Collected data:
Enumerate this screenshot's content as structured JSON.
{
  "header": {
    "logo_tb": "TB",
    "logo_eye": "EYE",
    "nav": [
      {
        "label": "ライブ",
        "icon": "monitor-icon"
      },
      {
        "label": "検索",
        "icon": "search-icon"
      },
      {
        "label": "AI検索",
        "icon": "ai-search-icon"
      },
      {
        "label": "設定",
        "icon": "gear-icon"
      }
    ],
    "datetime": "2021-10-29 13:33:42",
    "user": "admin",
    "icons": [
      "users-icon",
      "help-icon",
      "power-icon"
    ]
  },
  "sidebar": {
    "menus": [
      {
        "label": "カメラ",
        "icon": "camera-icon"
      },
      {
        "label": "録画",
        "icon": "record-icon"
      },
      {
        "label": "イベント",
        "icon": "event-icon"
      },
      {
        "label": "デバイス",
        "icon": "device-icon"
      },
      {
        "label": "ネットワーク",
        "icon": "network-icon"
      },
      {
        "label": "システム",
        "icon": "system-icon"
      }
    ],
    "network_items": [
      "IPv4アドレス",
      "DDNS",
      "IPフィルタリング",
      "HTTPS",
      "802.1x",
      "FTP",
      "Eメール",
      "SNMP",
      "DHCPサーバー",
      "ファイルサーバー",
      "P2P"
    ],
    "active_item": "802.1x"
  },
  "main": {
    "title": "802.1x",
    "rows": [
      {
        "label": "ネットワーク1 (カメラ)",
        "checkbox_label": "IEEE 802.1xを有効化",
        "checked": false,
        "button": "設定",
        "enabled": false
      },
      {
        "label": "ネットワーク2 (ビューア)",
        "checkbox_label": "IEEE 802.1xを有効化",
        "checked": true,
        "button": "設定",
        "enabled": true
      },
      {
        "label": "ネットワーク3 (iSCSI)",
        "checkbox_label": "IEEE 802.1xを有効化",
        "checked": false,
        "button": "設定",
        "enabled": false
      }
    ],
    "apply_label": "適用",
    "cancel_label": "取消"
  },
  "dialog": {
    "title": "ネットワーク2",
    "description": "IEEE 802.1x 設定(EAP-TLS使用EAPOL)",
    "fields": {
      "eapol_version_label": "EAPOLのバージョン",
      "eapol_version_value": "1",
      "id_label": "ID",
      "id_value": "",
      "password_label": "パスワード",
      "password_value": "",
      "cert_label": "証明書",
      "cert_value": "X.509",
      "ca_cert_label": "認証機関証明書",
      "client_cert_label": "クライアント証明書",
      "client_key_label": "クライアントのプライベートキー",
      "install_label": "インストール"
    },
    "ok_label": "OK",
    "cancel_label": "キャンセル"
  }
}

> What you have to do
Print the whole listing exactly as it is.

> Final result
Enumerate this screenshot's content as structured JSON.
{
  "header": {
    "logo_tb": "TB",
    "logo_eye": "EYE",
    "nav": [
      {
        "label": "ライブ",
        "icon": "monitor-icon"
      },
      {
        "label": "検索",
        "icon": "search-icon"
      },
      {
        "label": "AI検索",
        "icon": "ai-search-icon"
      },
      {
        "label": "設定",
        "icon": "gear-icon"
      }
    ],
    "datetime": "2021-10-29 13:33:42",
    "user": "admin",
    "icons": [
      "users-icon",
      "help-icon",
      "power-icon"
    ]
  },
  "sidebar": {
    "menus": [
      {
        "label": "カメラ",
        "icon": "camera-icon"
      },
      {
        "label": "録画",
        "icon": "record-icon"
      },
      {
        "label": "イベント",
        "icon": "event-icon"
      },
      {
        "label": "デバイス",
        "icon": "device-icon"
      },
      {
        "label": "ネットワーク",
        "icon": "network-icon"
      },
      {
        "label": "システム",
        "icon": "system-icon"
      }
    ],
    "network_items": [
      "IPv4アドレス",
      "DDNS",
      "IPフィルタリング",
      "HTTPS",
      "802.1x",
      "FTP",
      "Eメール",
      "SNMP",
      "DHCPサーバー",
      "ファイルサーバー",
      "P2P"
    ],
    "active_item": "802.1x"
  },
  "main": {
    "title": "802.1x",
    "rows": [
      {
        "label": "ネットワーク1 (カメラ)",
        "checkbox_label": "IEEE 802.1xを有効化",
        "checked": false,
        "button": "設定",
        "enabled": false
      },
      {
        "label": "ネットワーク2 (ビューア)",
        "checkbox_label": "IEEE 802.1xを有効化",
        "checked": true,
        "button": "設定",
        "enabled": true
      },
      {
        "label": "ネットワーク3 (iSCSI)",
        "checkbox_label": "IEEE 802.1xを有効化",
        "checked": false,
        "button": "設定",
        "enabled": false
      }
    ],
    "apply_label": "適用",
    "cancel_label": "取消"
  },
  "dialog": {
    "title": "ネットワーク2",
    "description": "IEEE 802.1x 設定(EAP-TLS使用EAPOL)",
    "fields": {
      "eapol_version_label": "EAPOLのバージョン",
      "eapol_version_value": "1",
      "id_label": "ID",
      "id_value": "",
      "password_label": "パスワード",
      "password_value": "",
      "cert_label": "証明書",
      "cert_value": "X.509",
      "ca_cert_label": "認証機関証明書",
      "client_cert_label": "クライアント証明書",
      "client_key_label": "クライアントのプライベートキー",
      "install_label": "インストール"
    },
    "ok_label": "OK",
    "cancel_label": "キャンセル"
  }
}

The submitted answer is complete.